- Written request
Identify each line holding the string "text" and copy it.

- Stored entries
┄┄┄┄┄┄┄┄┄┄┄┄┄┄┄┄┄┄┄┄
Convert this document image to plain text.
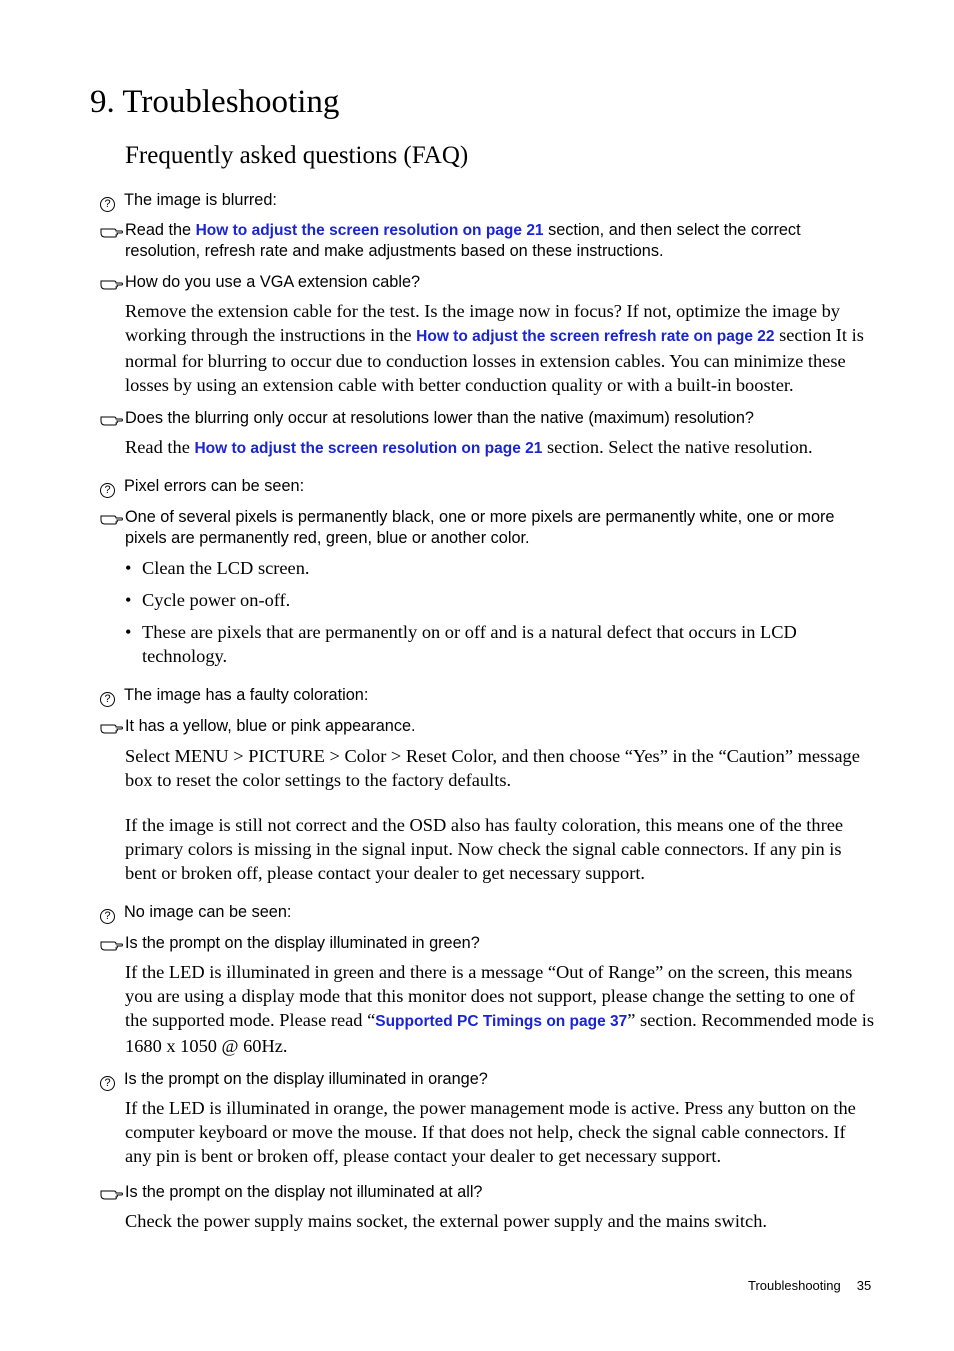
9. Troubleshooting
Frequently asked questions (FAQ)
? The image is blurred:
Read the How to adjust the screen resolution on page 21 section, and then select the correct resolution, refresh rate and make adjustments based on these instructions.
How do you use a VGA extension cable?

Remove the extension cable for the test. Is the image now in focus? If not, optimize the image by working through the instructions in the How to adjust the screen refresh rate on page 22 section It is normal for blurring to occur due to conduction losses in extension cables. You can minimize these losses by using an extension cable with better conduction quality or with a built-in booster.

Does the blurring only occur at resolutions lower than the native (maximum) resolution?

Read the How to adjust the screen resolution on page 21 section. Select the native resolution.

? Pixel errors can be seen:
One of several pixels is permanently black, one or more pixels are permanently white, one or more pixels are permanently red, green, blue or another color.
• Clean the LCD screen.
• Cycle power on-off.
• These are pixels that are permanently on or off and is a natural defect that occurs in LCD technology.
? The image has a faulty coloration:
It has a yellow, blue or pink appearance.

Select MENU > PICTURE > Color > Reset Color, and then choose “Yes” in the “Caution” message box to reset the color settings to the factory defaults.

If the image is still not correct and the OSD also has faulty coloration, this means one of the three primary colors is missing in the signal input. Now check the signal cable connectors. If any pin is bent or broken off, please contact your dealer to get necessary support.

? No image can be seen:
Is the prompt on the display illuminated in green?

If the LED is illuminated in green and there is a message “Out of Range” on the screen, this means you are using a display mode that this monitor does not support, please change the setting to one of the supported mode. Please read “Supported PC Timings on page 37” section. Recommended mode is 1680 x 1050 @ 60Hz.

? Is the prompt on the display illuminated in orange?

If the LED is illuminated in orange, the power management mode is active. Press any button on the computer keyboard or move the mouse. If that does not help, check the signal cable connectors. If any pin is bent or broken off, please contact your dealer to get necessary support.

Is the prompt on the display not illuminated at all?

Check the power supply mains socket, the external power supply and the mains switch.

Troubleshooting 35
┄┄┄┄┄┄┄┄┄┄┄┄┄┄┄┄┄┄┄┄
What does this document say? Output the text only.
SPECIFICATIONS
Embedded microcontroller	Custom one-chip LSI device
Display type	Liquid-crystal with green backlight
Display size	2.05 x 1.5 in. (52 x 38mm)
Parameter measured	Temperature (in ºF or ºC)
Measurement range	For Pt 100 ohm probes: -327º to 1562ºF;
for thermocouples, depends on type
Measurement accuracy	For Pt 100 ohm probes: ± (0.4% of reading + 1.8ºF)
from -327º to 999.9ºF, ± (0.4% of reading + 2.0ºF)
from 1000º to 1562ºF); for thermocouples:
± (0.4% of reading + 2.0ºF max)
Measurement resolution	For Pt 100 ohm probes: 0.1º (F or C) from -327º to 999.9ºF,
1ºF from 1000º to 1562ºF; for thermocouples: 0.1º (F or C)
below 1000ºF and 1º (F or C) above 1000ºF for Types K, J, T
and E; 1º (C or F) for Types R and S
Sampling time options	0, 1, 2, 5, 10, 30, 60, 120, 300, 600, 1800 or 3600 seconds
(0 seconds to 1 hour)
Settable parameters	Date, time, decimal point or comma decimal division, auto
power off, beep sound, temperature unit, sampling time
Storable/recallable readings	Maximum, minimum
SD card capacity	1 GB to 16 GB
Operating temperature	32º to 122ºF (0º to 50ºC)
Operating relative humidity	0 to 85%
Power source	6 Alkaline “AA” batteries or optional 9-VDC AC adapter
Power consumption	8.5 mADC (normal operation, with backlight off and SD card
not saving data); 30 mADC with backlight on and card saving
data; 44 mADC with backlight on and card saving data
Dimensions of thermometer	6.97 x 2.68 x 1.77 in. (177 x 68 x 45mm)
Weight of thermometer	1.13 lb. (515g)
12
┄┄┄┄┄┄┄┄┄┄┄┄┄┄┄┄┄┄┄┄
- Answer for this exercise
Convert this document image to plain text.
What does this document say? Output the text only.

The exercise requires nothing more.